- [What you are asked to do]
Work through the data below and give the number of lines holding "Birthday", nothing more.

- [Provided records]
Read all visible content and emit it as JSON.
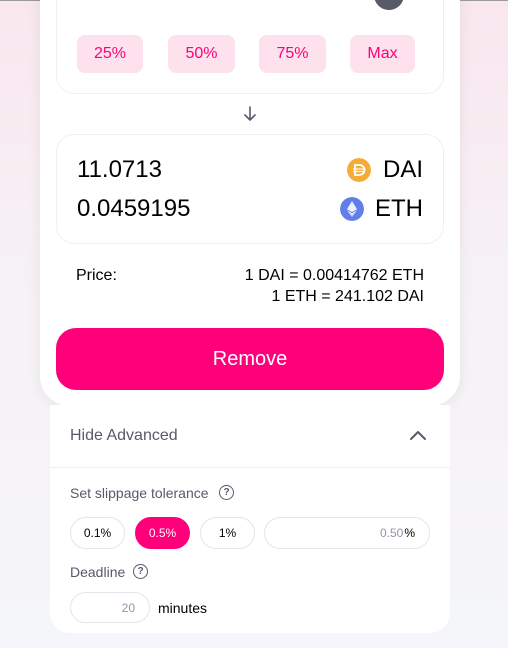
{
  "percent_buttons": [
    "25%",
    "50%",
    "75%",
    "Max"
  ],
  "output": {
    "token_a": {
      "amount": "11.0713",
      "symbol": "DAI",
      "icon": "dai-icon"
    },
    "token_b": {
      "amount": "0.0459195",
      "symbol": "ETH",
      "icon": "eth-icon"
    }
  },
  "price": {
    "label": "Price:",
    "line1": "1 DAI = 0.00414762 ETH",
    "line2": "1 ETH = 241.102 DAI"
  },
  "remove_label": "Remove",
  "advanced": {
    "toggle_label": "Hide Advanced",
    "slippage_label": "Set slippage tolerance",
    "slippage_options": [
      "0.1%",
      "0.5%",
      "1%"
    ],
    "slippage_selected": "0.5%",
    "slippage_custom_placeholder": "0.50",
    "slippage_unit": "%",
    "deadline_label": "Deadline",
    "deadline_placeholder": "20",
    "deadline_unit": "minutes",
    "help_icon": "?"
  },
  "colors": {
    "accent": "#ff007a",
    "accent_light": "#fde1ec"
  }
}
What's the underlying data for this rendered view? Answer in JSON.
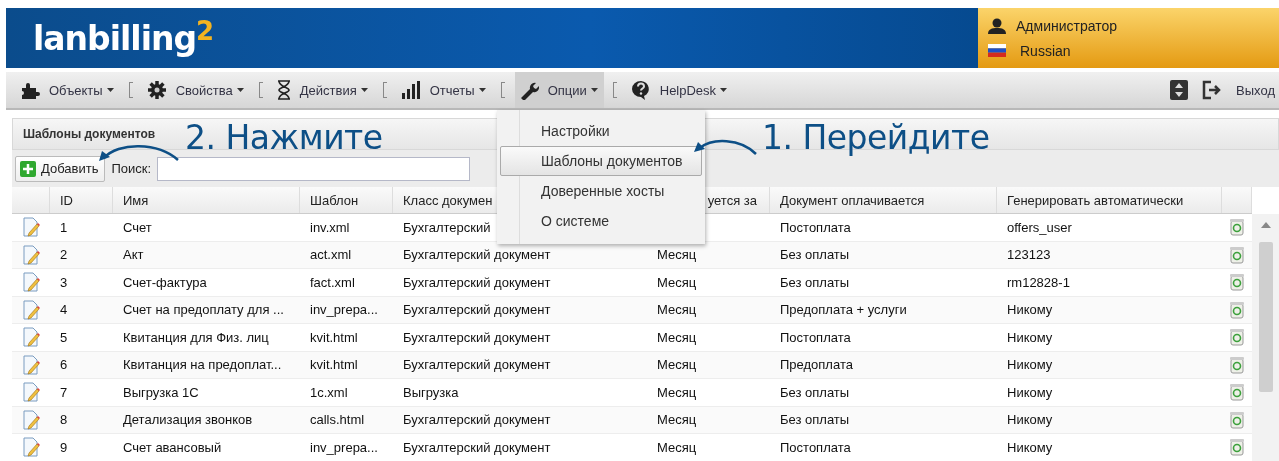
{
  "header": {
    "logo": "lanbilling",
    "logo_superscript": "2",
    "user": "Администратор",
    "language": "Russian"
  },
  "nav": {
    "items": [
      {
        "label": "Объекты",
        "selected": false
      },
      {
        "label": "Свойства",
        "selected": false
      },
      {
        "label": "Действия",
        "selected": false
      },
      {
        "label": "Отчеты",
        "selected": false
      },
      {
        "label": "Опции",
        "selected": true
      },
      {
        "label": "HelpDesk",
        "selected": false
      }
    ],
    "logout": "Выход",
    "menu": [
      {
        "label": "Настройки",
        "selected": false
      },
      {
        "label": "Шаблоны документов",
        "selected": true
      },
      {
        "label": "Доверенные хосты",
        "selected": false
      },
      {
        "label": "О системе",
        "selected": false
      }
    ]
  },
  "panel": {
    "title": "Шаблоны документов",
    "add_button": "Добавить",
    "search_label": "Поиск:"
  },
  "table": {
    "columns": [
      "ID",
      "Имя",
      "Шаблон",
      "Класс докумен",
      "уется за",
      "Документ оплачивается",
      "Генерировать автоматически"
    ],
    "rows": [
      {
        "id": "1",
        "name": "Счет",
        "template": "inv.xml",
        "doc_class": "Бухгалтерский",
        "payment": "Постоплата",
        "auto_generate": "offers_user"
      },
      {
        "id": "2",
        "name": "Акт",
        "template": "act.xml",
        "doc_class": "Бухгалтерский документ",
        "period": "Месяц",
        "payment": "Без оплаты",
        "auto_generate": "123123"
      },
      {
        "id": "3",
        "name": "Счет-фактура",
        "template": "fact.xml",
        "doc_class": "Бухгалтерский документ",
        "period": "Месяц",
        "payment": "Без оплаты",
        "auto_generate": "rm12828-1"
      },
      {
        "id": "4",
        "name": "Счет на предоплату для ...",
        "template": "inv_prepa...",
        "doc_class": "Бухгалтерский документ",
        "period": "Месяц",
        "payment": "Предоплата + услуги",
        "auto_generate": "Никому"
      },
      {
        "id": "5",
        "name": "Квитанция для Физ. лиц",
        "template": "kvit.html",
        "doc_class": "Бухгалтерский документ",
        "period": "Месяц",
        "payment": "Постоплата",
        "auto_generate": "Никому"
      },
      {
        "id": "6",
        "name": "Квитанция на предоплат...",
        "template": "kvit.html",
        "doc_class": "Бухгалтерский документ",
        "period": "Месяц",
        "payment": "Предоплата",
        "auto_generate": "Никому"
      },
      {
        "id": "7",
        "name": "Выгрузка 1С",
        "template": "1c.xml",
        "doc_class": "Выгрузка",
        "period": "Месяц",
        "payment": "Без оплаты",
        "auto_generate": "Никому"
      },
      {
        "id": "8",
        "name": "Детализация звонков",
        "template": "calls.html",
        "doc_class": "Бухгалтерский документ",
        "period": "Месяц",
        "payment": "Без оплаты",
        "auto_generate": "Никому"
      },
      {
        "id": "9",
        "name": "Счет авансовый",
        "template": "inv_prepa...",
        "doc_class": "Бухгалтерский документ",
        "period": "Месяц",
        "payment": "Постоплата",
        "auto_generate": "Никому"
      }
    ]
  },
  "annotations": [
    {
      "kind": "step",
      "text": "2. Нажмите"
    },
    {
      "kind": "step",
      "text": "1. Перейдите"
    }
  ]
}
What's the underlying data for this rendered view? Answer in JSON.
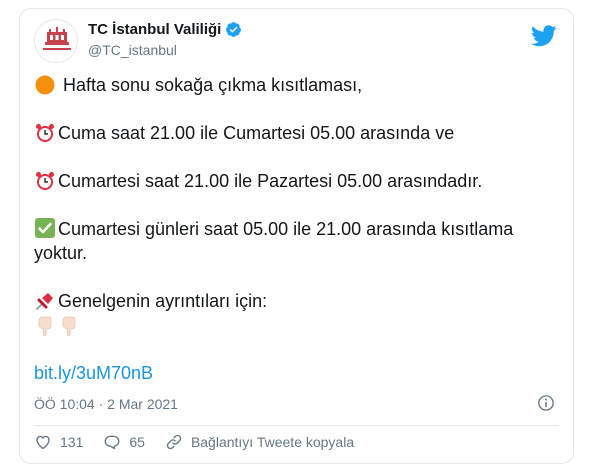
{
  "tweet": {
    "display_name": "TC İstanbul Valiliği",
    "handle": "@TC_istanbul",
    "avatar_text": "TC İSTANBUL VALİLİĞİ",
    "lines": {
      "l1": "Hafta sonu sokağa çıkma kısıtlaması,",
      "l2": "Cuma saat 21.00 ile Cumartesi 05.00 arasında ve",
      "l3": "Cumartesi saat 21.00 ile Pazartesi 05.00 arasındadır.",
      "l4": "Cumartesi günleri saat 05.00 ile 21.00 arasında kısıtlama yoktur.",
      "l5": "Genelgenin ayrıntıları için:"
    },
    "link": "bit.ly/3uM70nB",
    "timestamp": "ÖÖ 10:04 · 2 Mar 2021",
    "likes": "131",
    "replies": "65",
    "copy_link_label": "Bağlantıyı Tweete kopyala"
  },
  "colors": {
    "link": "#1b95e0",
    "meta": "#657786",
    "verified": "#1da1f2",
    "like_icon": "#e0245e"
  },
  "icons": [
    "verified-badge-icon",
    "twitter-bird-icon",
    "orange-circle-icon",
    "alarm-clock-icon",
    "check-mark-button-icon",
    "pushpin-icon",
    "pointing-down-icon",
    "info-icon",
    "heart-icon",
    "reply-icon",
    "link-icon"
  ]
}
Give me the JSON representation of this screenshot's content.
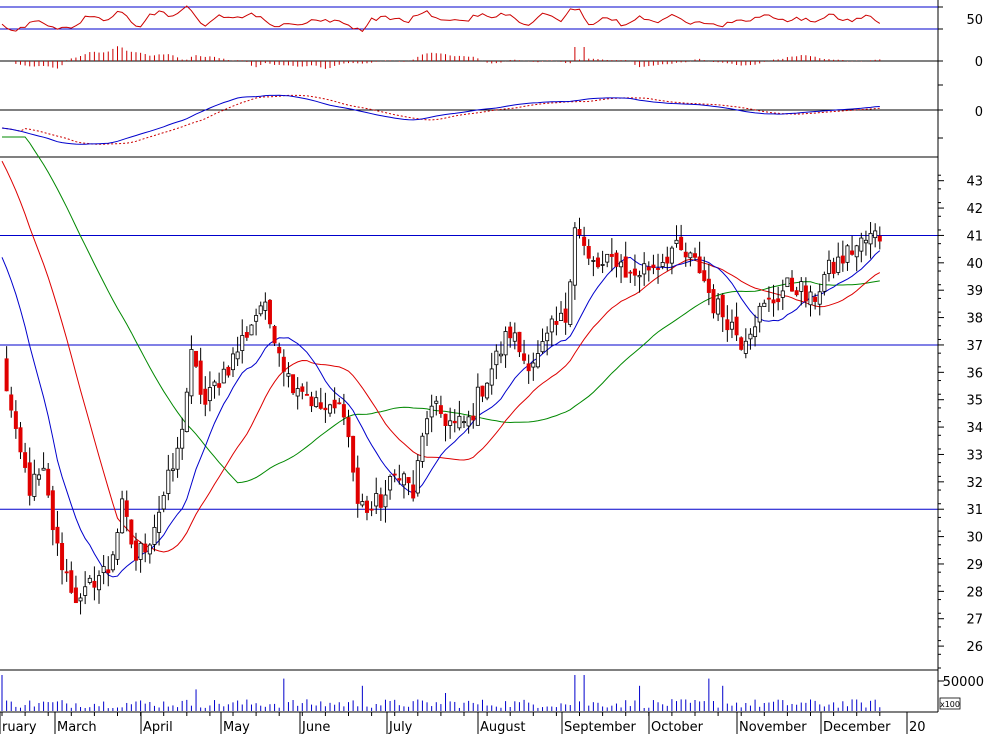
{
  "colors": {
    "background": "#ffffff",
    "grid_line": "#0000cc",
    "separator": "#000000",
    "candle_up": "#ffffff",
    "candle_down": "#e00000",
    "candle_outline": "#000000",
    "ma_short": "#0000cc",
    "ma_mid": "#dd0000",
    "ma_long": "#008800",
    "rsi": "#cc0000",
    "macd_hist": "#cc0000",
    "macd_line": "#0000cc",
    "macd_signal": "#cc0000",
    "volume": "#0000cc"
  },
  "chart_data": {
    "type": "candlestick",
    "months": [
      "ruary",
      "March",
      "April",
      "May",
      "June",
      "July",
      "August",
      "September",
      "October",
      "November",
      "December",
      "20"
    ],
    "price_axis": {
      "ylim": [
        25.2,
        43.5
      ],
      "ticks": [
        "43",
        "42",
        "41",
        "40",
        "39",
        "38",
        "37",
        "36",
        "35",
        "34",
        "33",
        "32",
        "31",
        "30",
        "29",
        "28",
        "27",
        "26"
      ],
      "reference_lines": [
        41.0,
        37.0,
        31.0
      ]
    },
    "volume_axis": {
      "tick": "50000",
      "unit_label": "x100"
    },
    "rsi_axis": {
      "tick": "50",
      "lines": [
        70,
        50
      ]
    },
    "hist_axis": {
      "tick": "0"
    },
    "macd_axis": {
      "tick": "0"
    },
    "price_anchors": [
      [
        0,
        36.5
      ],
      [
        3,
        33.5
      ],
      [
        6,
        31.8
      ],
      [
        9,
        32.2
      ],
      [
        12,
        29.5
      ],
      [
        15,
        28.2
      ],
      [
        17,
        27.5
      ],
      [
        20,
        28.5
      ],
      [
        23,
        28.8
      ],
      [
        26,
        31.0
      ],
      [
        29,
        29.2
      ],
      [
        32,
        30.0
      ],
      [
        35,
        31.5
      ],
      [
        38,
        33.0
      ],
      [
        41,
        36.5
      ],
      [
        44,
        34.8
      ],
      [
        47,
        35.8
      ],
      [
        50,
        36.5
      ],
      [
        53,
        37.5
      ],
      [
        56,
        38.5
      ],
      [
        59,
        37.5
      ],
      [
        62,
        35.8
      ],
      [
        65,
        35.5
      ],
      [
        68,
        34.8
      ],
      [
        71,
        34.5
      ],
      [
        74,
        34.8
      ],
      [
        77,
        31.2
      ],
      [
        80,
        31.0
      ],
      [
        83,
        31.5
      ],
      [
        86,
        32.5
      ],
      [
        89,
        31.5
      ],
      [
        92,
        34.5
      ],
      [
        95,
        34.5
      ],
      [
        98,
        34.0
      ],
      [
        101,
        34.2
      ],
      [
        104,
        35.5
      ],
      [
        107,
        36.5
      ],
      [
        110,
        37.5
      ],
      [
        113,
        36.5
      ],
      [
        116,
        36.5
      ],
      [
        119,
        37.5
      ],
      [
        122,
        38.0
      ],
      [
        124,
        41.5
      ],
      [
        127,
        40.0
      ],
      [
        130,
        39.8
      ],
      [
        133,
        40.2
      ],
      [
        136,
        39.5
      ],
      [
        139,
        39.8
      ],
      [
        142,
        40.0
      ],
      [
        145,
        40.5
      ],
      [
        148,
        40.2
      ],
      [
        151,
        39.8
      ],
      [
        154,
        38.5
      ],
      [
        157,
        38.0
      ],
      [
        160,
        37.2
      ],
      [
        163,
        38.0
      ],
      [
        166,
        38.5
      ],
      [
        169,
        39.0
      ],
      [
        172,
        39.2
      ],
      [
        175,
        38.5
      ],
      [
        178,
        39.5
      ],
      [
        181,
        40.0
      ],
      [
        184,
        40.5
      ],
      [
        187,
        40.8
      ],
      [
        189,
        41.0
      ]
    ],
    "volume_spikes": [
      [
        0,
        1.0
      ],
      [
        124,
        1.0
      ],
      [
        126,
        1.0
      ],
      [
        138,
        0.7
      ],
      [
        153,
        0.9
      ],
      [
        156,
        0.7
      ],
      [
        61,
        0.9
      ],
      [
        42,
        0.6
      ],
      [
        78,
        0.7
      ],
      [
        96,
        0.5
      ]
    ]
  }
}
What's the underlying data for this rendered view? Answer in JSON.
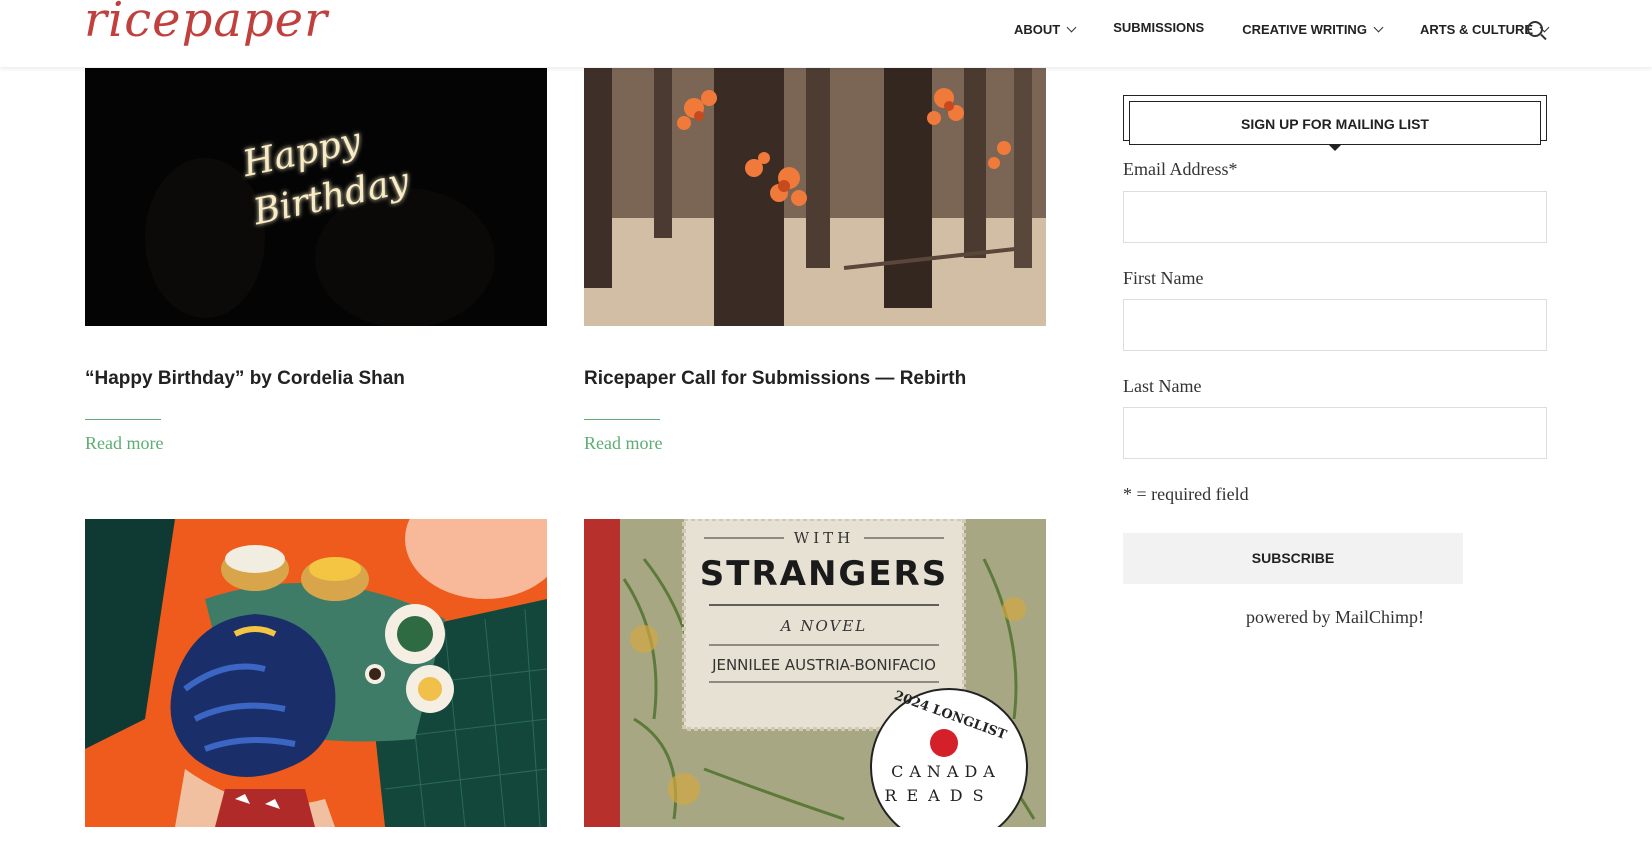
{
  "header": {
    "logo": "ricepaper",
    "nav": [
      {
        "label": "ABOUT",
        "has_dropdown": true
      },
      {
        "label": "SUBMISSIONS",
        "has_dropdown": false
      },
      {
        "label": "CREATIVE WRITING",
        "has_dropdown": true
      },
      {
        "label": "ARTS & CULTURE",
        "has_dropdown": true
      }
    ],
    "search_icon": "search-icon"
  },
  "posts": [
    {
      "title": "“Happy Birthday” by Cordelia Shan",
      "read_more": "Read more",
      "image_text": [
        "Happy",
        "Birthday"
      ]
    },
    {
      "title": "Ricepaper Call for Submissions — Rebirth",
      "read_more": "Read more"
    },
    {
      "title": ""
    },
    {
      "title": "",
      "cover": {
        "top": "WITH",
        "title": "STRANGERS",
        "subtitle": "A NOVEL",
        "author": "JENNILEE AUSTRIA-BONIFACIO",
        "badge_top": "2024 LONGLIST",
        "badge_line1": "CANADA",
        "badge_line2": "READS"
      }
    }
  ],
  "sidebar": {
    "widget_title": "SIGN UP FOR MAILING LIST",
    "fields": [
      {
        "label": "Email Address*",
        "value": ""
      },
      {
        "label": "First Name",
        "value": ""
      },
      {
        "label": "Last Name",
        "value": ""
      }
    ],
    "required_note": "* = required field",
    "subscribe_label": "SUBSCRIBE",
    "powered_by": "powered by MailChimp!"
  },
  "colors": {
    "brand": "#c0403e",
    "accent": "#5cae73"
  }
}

- [Expected answer]
2